AIM:
Of the lines in these entries, how many contain the string "Επιτροπή"? Give the number and nothing else.

[Data entries]
>> START

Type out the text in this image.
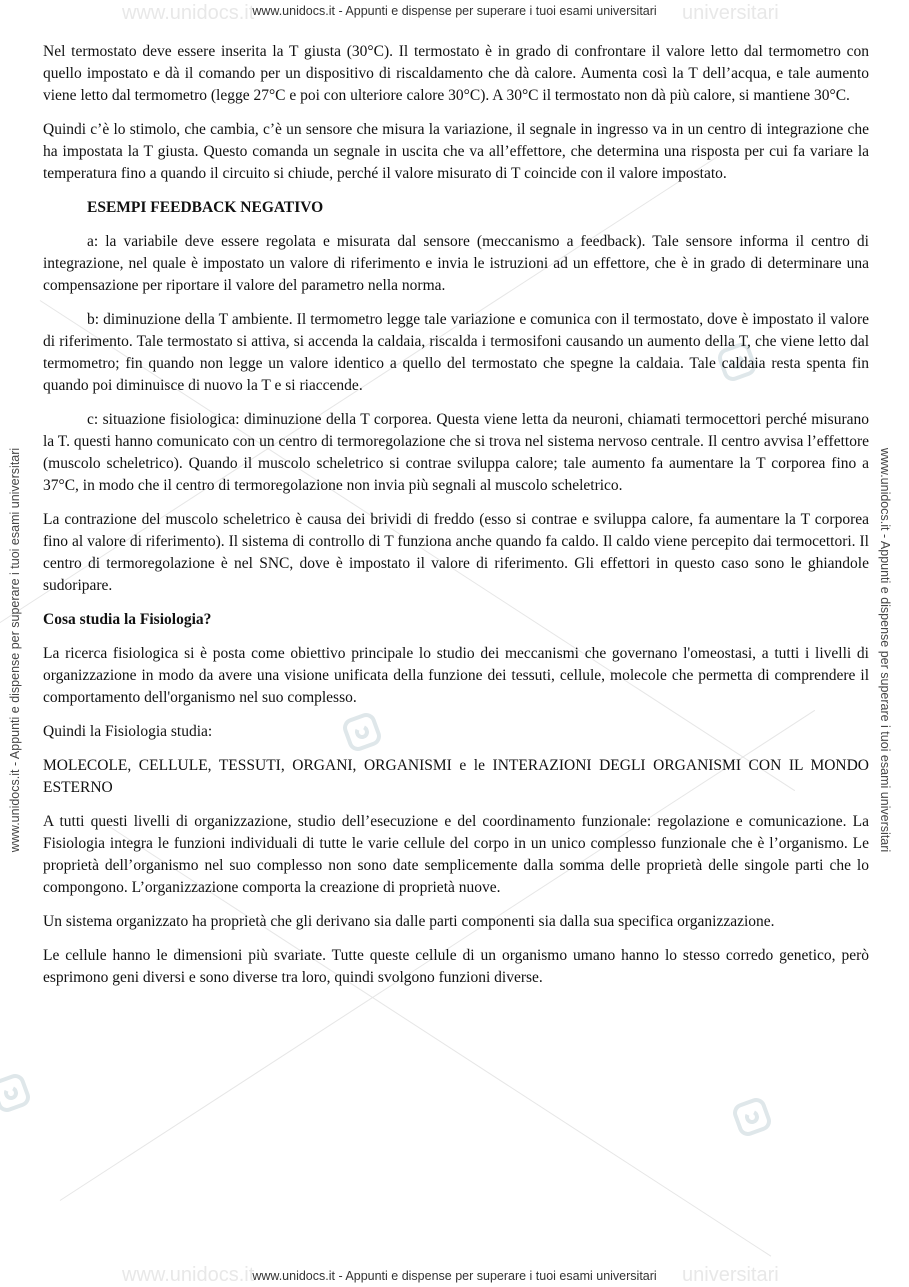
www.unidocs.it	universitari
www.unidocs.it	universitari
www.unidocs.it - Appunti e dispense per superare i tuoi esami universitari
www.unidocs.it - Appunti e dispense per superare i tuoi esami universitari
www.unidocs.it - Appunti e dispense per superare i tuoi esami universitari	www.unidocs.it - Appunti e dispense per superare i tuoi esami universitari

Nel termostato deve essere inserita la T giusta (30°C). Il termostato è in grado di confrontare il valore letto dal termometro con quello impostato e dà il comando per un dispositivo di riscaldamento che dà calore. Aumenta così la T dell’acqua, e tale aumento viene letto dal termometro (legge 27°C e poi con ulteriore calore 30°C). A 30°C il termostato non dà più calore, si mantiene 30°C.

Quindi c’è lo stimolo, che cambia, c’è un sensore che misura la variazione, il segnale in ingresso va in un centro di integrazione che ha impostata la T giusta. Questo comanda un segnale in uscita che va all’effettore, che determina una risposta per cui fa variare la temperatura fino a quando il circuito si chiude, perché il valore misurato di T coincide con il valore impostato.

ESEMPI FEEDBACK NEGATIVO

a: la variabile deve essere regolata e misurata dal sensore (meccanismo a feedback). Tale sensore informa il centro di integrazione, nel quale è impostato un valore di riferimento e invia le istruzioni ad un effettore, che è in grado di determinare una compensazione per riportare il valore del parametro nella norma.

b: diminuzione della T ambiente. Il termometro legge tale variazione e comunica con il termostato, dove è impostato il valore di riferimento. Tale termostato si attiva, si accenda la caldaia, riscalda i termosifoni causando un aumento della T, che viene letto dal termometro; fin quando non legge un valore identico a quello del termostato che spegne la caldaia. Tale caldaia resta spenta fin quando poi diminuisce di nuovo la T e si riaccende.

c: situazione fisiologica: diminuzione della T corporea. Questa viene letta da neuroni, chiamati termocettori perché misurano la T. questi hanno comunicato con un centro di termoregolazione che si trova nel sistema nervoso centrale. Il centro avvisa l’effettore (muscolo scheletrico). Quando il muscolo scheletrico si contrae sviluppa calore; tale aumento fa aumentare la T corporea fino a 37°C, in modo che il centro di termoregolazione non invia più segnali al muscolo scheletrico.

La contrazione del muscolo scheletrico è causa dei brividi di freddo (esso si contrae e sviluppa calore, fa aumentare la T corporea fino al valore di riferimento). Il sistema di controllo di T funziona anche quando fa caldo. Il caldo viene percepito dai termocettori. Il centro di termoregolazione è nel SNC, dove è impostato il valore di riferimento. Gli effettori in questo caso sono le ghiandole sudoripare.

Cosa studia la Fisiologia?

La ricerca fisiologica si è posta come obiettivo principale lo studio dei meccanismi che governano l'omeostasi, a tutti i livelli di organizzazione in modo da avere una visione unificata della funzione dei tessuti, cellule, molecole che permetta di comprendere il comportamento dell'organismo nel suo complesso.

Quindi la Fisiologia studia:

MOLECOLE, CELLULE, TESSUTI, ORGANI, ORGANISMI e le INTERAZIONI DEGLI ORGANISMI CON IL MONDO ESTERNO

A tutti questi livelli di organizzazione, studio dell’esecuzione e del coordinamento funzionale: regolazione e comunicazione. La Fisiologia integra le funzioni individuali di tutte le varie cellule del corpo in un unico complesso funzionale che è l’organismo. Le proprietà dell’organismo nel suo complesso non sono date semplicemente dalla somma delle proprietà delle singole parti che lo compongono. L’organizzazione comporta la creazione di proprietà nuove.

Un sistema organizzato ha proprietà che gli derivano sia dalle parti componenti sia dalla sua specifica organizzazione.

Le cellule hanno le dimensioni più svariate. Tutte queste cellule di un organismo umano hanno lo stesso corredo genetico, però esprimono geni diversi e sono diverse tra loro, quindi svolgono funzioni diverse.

>> END
>> START

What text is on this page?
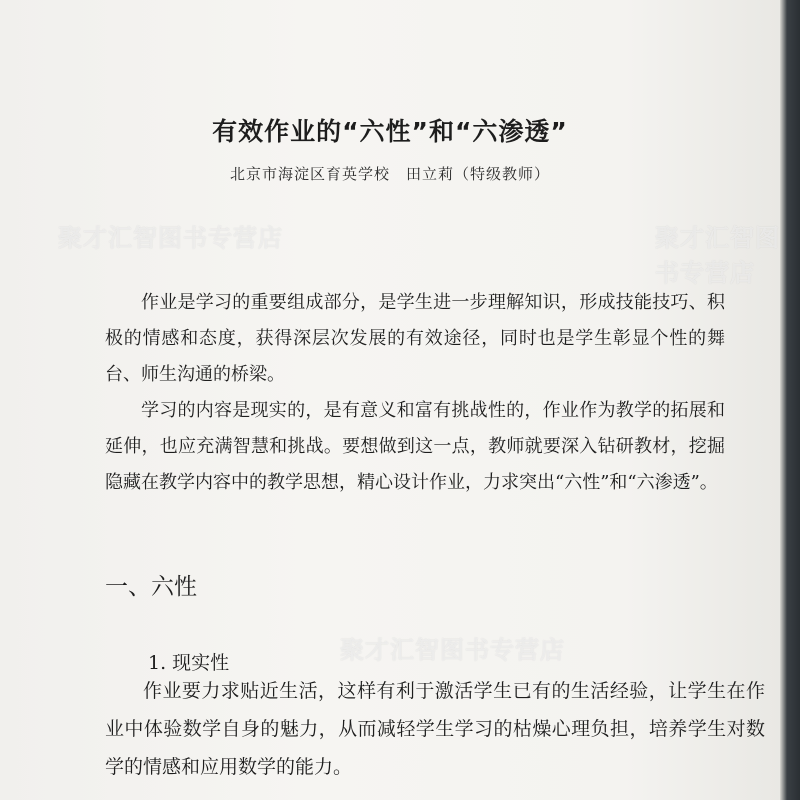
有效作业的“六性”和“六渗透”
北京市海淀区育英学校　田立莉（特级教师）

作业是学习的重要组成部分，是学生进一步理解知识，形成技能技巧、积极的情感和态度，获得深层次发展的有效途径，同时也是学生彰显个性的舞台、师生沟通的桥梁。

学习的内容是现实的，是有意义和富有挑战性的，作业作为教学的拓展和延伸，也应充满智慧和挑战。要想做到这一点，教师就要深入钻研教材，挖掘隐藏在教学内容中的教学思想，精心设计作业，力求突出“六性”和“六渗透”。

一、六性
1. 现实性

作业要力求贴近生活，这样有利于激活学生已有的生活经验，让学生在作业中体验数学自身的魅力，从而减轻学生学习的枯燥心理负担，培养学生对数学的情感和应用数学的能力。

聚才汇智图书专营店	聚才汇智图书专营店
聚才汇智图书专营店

>> END
>> START

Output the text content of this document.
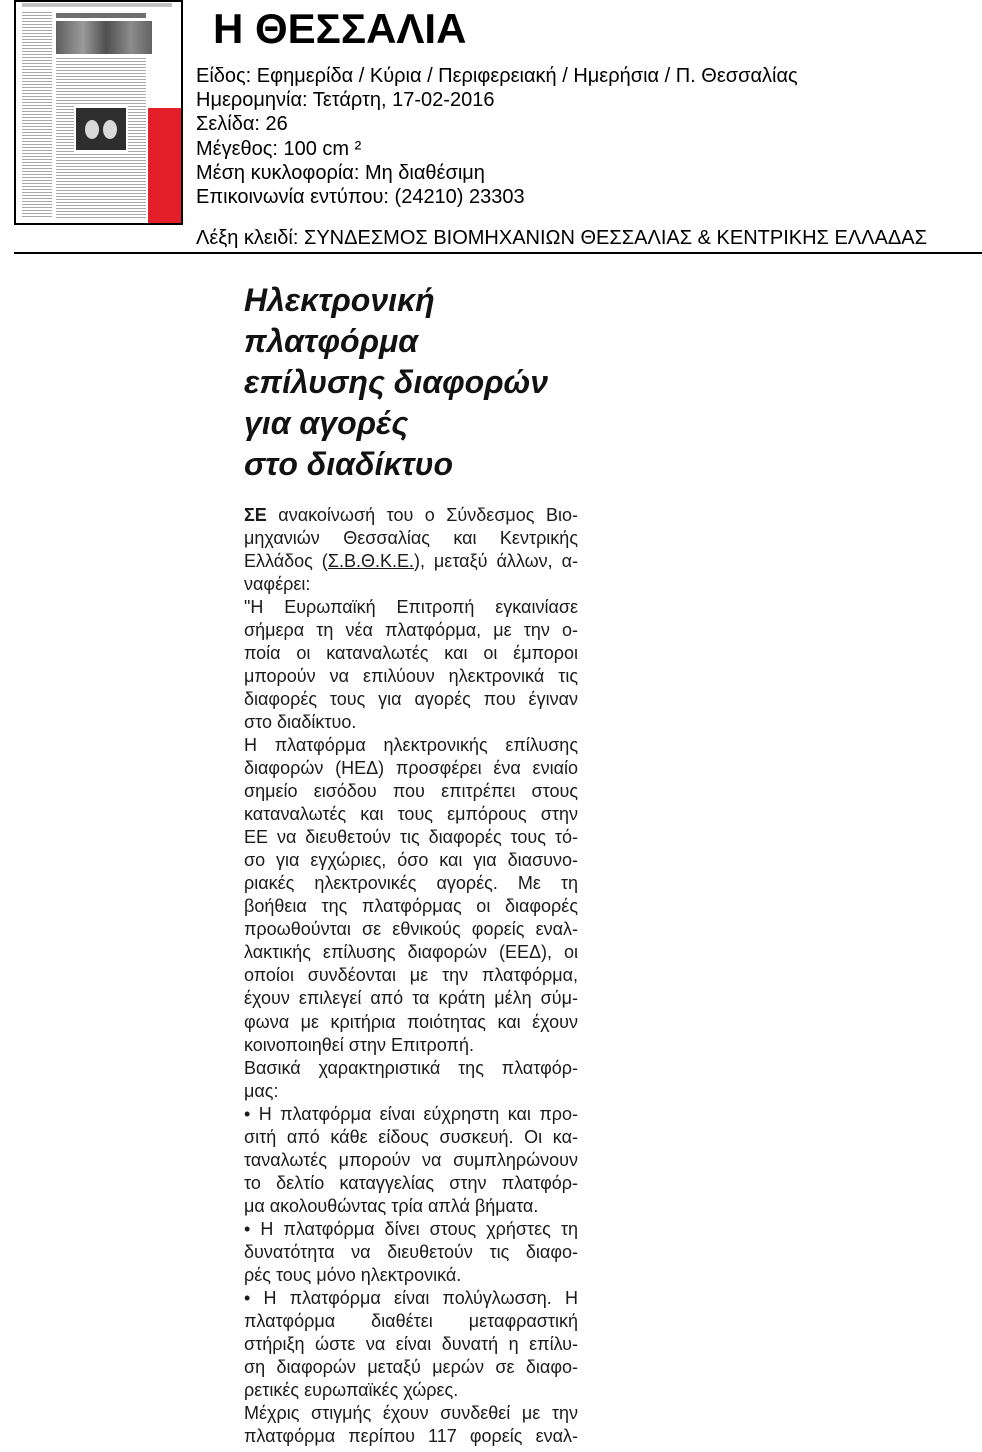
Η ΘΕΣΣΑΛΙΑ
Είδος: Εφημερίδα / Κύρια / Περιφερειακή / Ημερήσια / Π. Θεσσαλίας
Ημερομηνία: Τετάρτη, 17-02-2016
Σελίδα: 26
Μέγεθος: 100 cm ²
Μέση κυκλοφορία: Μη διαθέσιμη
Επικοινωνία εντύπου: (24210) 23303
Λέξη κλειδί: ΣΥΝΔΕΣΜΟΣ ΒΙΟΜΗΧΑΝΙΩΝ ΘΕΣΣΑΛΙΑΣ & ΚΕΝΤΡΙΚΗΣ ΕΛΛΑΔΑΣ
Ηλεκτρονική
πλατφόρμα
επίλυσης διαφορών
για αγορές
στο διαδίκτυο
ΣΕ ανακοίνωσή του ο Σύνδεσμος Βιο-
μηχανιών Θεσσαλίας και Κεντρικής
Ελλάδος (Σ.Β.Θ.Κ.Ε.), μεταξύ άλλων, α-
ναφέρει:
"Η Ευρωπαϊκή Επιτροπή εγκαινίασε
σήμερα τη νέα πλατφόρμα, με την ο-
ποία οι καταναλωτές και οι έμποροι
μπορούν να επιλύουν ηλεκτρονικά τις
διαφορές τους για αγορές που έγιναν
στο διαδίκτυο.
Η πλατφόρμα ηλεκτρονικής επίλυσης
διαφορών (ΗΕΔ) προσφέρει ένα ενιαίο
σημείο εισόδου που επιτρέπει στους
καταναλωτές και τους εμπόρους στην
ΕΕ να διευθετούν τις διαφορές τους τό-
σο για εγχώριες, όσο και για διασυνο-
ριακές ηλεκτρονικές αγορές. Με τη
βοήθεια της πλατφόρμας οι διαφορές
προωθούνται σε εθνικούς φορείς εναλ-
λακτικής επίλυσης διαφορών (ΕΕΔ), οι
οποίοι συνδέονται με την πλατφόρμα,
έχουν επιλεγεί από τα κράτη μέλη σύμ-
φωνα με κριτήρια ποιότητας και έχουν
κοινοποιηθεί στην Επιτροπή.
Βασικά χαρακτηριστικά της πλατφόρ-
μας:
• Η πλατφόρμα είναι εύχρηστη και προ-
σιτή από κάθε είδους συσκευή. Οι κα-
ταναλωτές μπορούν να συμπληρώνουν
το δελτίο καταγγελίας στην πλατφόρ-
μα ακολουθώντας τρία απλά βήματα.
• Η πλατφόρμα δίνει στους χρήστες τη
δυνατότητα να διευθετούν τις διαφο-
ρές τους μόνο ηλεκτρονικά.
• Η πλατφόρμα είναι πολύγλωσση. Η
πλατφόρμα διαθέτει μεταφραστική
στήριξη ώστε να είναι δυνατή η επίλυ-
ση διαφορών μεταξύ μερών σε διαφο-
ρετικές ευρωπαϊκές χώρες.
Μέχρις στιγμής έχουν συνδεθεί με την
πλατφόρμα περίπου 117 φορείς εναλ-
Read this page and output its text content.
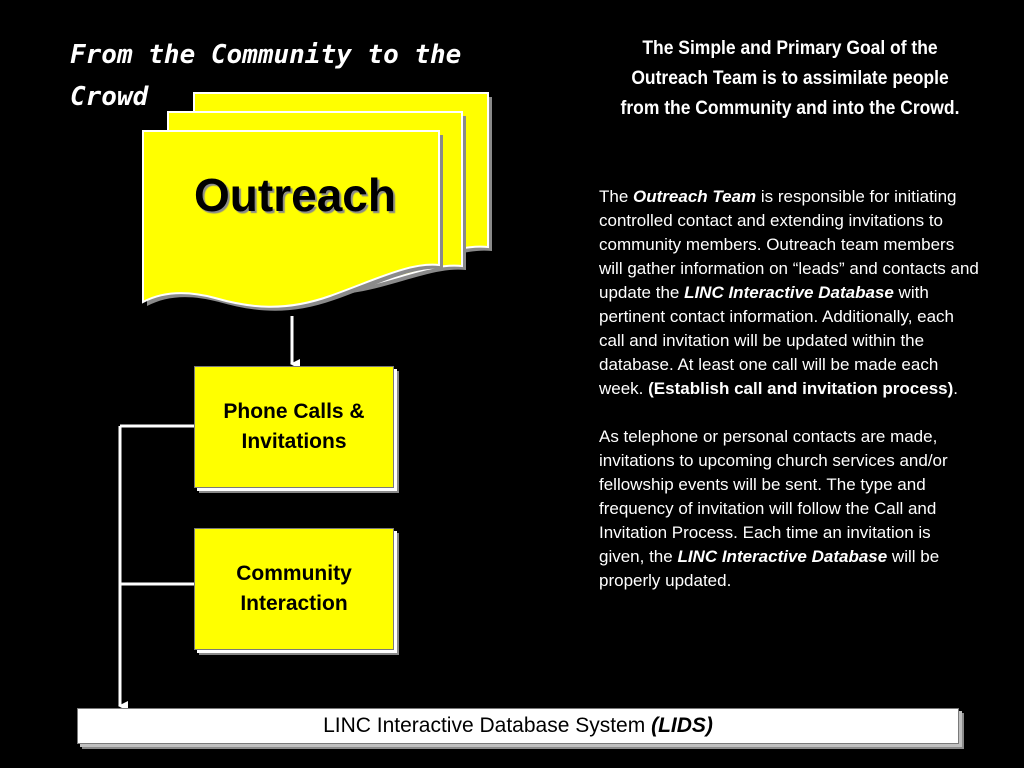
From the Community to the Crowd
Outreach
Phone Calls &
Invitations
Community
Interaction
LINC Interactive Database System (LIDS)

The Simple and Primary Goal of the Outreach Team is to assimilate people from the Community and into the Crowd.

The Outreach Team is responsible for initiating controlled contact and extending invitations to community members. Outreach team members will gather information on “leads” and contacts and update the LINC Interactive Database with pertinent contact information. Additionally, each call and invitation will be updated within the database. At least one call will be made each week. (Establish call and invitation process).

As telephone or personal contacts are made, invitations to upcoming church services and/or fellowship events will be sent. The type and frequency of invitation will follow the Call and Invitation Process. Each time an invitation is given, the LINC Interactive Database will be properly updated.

>> END

TASK ANSWER:
2